▶ [Given request]
Copy each line where the word "name" occurs.

▶ [Provided data]
-- Begin --
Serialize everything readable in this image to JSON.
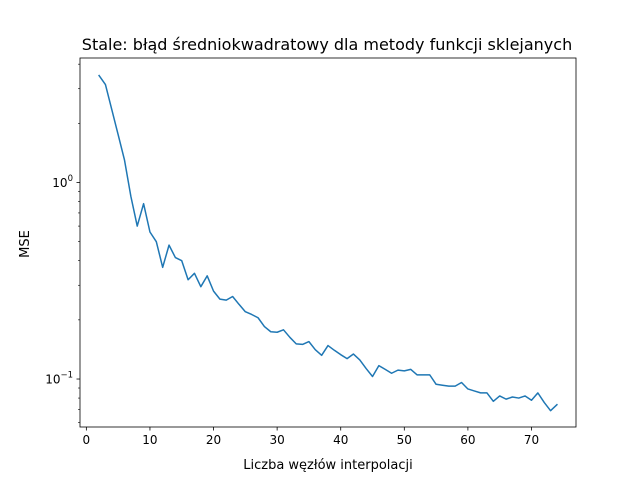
{
  "chart_data": {
    "type": "line",
    "title": "Stale: błąd średniokwadratowy dla metody funkcji sklejanych",
    "xlabel": "Liczba węzłów interpolacji",
    "ylabel": "MSE",
    "yscale": "log",
    "xlim": [
      -1,
      77
    ],
    "ylim": [
      0.057,
      4.3
    ],
    "xticks": [
      0,
      10,
      20,
      30,
      40,
      50,
      60,
      70
    ],
    "xtick_labels": [
      "0",
      "10",
      "20",
      "30",
      "40",
      "50",
      "60",
      "70"
    ],
    "yticks_major": [
      0.1,
      1
    ],
    "ytick_labels": [
      {
        "base": "10",
        "exp": "−1"
      },
      {
        "base": "10",
        "exp": "0"
      }
    ],
    "grid": false,
    "line_color": "#1f77b4",
    "series": [
      {
        "x": [
          2,
          3,
          4,
          5,
          6,
          7,
          8,
          9,
          10,
          11,
          12,
          13,
          14,
          15,
          16,
          17,
          18,
          19,
          20,
          21,
          22,
          23,
          24,
          25,
          26,
          27,
          28,
          29,
          30,
          31,
          32,
          33,
          34,
          35,
          36,
          37,
          38,
          39,
          40,
          41,
          42,
          43,
          44,
          45,
          46,
          47,
          48,
          49,
          50,
          51,
          52,
          53,
          54,
          55,
          56,
          57,
          58,
          59,
          60,
          61,
          62,
          63,
          64,
          65,
          66,
          67,
          68,
          69,
          70,
          71,
          72,
          73,
          74
        ],
        "values": [
          3.5,
          3.15,
          2.35,
          1.75,
          1.3,
          0.85,
          0.6,
          0.78,
          0.56,
          0.5,
          0.37,
          0.48,
          0.415,
          0.4,
          0.32,
          0.345,
          0.295,
          0.335,
          0.28,
          0.255,
          0.252,
          0.263,
          0.24,
          0.22,
          0.213,
          0.205,
          0.185,
          0.174,
          0.173,
          0.178,
          0.163,
          0.151,
          0.15,
          0.155,
          0.141,
          0.132,
          0.148,
          0.14,
          0.133,
          0.127,
          0.134,
          0.125,
          0.113,
          0.103,
          0.117,
          0.112,
          0.107,
          0.111,
          0.11,
          0.112,
          0.105,
          0.105,
          0.105,
          0.094,
          0.093,
          0.092,
          0.092,
          0.096,
          0.089,
          0.087,
          0.085,
          0.085,
          0.077,
          0.082,
          0.079,
          0.081,
          0.08,
          0.082,
          0.078,
          0.085,
          0.076,
          0.069,
          0.074
        ]
      }
    ]
  }
}
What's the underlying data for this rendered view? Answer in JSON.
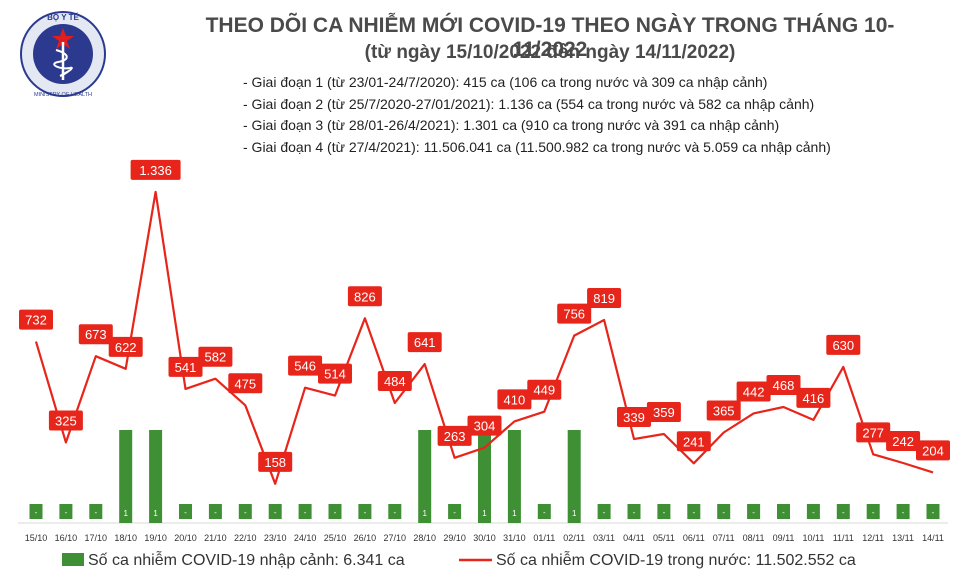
{
  "logo": {
    "text_top": "BỘ Y TẾ",
    "text_bottom": "MINISTRY OF HEALTH"
  },
  "header": {
    "title": "THEO DÕI CA NHIỄM MỚI COVID-19 THEO NGÀY TRONG THÁNG 10-11/2022",
    "subtitle": "(từ ngày 15/10/2022 đến ngày 14/11/2022)"
  },
  "notes": [
    "- Giai đoạn 1 (từ 23/01-24/7/2020): 415 ca (106 ca trong nước và 309 ca nhập cảnh)",
    "- Giai đoạn 2 (từ 25/7/2020-27/01/2021): 1.136 ca (554 ca trong nước và 582 ca nhập cảnh)",
    "- Giai đoạn 3 (từ 28/01-26/4/2021): 1.301 ca (910 ca trong nước và 391 ca nhập cảnh)",
    "- Giai đoạn 4 (từ 27/4/2021): 11.506.041 ca (11.500.982 ca trong nước và 5.059 ca nhập cảnh)"
  ],
  "legend": {
    "bar_label": "Số ca nhiễm COVID-19 nhập cảnh: 6.341 ca",
    "line_label": "Số ca nhiễm COVID-19 trong nước: 11.502.552 ca"
  },
  "colors": {
    "bar": "#3f8f35",
    "line": "#e8251a",
    "label_bg": "#e8251a",
    "title": "#4a4a4a"
  },
  "chart_data": {
    "type": "bar+line",
    "categories": [
      "15/10",
      "16/10",
      "17/10",
      "18/10",
      "19/10",
      "20/10",
      "21/10",
      "22/10",
      "23/10",
      "24/10",
      "25/10",
      "26/10",
      "27/10",
      "28/10",
      "29/10",
      "30/10",
      "31/10",
      "01/11",
      "02/11",
      "03/11",
      "04/11",
      "05/11",
      "06/11",
      "07/11",
      "08/11",
      "09/11",
      "10/11",
      "11/11",
      "12/11",
      "13/11",
      "14/11"
    ],
    "series": [
      {
        "name": "Số ca nhiễm COVID-19 trong nước: 11.502.552 ca",
        "type": "line",
        "axis": "left",
        "values": [
          732,
          325,
          673,
          622,
          1336,
          541,
          582,
          475,
          158,
          546,
          514,
          826,
          484,
          641,
          263,
          304,
          410,
          449,
          756,
          819,
          339,
          359,
          241,
          365,
          442,
          468,
          416,
          630,
          277,
          242,
          204
        ],
        "labels": [
          "732",
          "325",
          "673",
          "622",
          "1.336",
          "541",
          "582",
          "475",
          "158",
          "546",
          "514",
          "826",
          "484",
          "641",
          "263",
          "304",
          "410",
          "449",
          "756",
          "819",
          "339",
          "359",
          "241",
          "365",
          "442",
          "468",
          "416",
          "630",
          "277",
          "242",
          "204"
        ]
      },
      {
        "name": "Số ca nhiễm COVID-19 nhập cảnh: 6.341 ca",
        "type": "bar",
        "axis": "right",
        "values": [
          0,
          0,
          0,
          1,
          1,
          0,
          0,
          0,
          0,
          0,
          0,
          0,
          0,
          1,
          0,
          1,
          1,
          0,
          1,
          0,
          0,
          0,
          0,
          0,
          0,
          0,
          0,
          0,
          0,
          0,
          0
        ],
        "labels": [
          "-",
          "-",
          "-",
          "1",
          "1",
          "-",
          "-",
          "-",
          "-",
          "-",
          "-",
          "-",
          "-",
          "1",
          "-",
          "1",
          "1",
          "-",
          "1",
          "-",
          "-",
          "-",
          "-",
          "-",
          "-",
          "-",
          "-",
          "-",
          "-",
          "-",
          "-"
        ]
      }
    ],
    "left_ylim": [
      0,
      1400
    ],
    "right_ylim": [
      0,
      4
    ],
    "grid": false
  }
}
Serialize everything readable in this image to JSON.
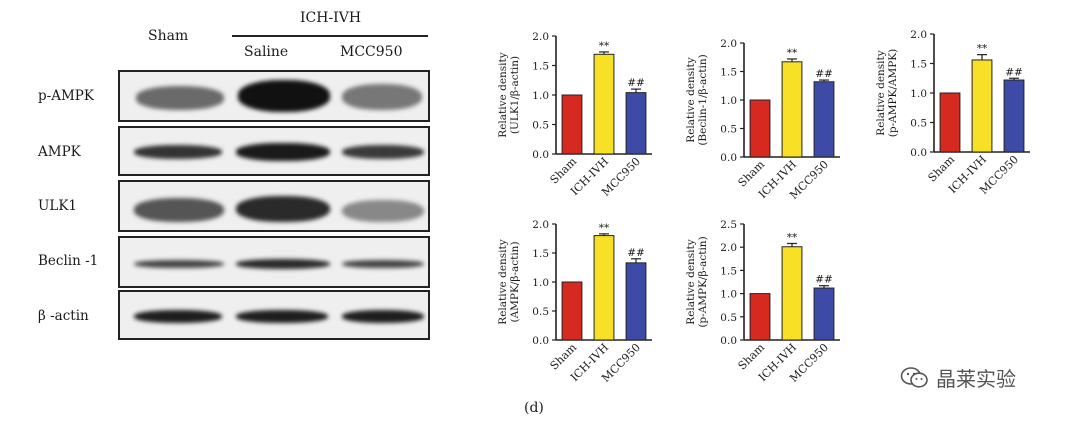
{
  "blot": {
    "group_header": "ICH-IVH",
    "lanes": [
      "Sham",
      "Saline",
      "MCC950"
    ],
    "rows": [
      "p-AMPK",
      "AMPK",
      "ULK1",
      "Beclin -1",
      "β -actin"
    ]
  },
  "chart_data": [
    {
      "type": "bar",
      "ylabel_line1": "Relative density",
      "ylabel_line2": "(ULK1/β-actin)",
      "categories": [
        "Sham",
        "ICH-IVH",
        "MCC950"
      ],
      "values": [
        1.0,
        1.69,
        1.04
      ],
      "errors": [
        0,
        0.04,
        0.06
      ],
      "ylim": [
        0,
        2.0
      ],
      "yticks": [
        "0.0",
        "0.5",
        "1.0",
        "1.5",
        "2.0"
      ],
      "annotations": [
        "",
        "**",
        "##"
      ],
      "colors": [
        "#d62a21",
        "#f7e025",
        "#3e4ba6"
      ]
    },
    {
      "type": "bar",
      "ylabel_line1": "Relative density",
      "ylabel_line2": "(Beclin-1/β-actin)",
      "categories": [
        "Sham",
        "ICH-IVH",
        "MCC950"
      ],
      "values": [
        1.0,
        1.67,
        1.32
      ],
      "errors": [
        0,
        0.05,
        0.03
      ],
      "ylim": [
        0,
        2.0
      ],
      "yticks": [
        "0.0",
        "0.5",
        "1.0",
        "1.5",
        "2.0"
      ],
      "annotations": [
        "",
        "**",
        "##"
      ],
      "colors": [
        "#d62a21",
        "#f7e025",
        "#3e4ba6"
      ]
    },
    {
      "type": "bar",
      "ylabel_line1": "Relative density",
      "ylabel_line2": "(p-AMPK/AMPK)",
      "categories": [
        "Sham",
        "ICH-IVH",
        "MCC950"
      ],
      "values": [
        1.0,
        1.56,
        1.22
      ],
      "errors": [
        0,
        0.09,
        0.03
      ],
      "ylim": [
        0,
        2.0
      ],
      "yticks": [
        "0.0",
        "0.5",
        "1.0",
        "1.5",
        "2.0"
      ],
      "annotations": [
        "",
        "**",
        "##"
      ],
      "colors": [
        "#d62a21",
        "#f7e025",
        "#3e4ba6"
      ]
    },
    {
      "type": "bar",
      "ylabel_line1": "Relative density",
      "ylabel_line2": "(AMPK/β-actin)",
      "categories": [
        "Sham",
        "ICH-IVH",
        "MCC950"
      ],
      "values": [
        1.0,
        1.8,
        1.33
      ],
      "errors": [
        0,
        0.03,
        0.07
      ],
      "ylim": [
        0,
        2.0
      ],
      "yticks": [
        "0.0",
        "0.5",
        "1.0",
        "1.5",
        "2.0"
      ],
      "annotations": [
        "",
        "**",
        "##"
      ],
      "colors": [
        "#d62a21",
        "#f7e025",
        "#3e4ba6"
      ]
    },
    {
      "type": "bar",
      "ylabel_line1": "Relative density",
      "ylabel_line2": "(p-AMPK/β-actin)",
      "categories": [
        "Sham",
        "ICH-IVH",
        "MCC950"
      ],
      "values": [
        1.0,
        2.01,
        1.12
      ],
      "errors": [
        0,
        0.07,
        0.05
      ],
      "ylim": [
        0,
        2.5
      ],
      "yticks": [
        "0.0",
        "0.5",
        "1.0",
        "1.5",
        "2.0",
        "2.5"
      ],
      "annotations": [
        "",
        "**",
        "##"
      ],
      "colors": [
        "#d62a21",
        "#f7e025",
        "#3e4ba6"
      ]
    }
  ],
  "caption": "(d)",
  "watermark": {
    "text": "晶莱实验",
    "icon": "wechat-icon"
  }
}
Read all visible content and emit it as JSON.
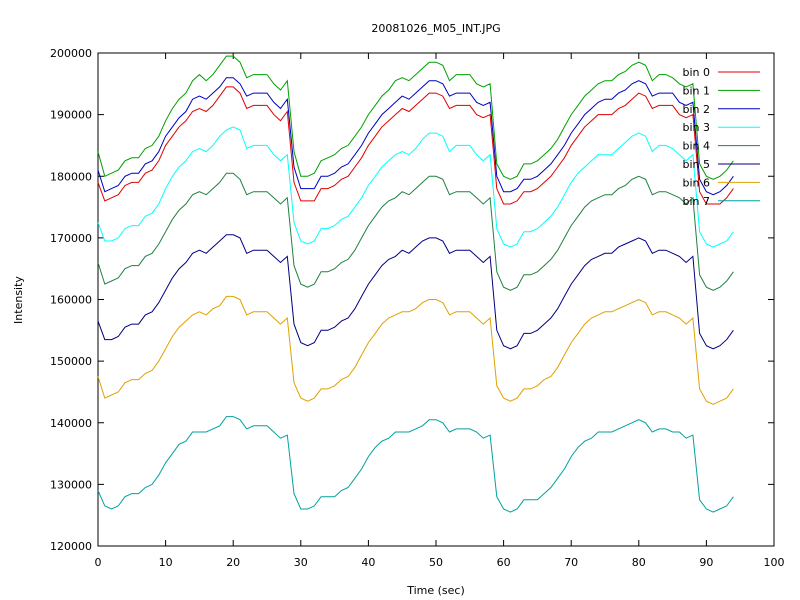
-- End --
▶ [Solution for this exercise]
        "name": "Số ca nhiễm COVID-19 trong nước: 11.502.552 ca",
        "name": "Số ca nhiễm COVID-19 nhập cảnh: 6.341 ca",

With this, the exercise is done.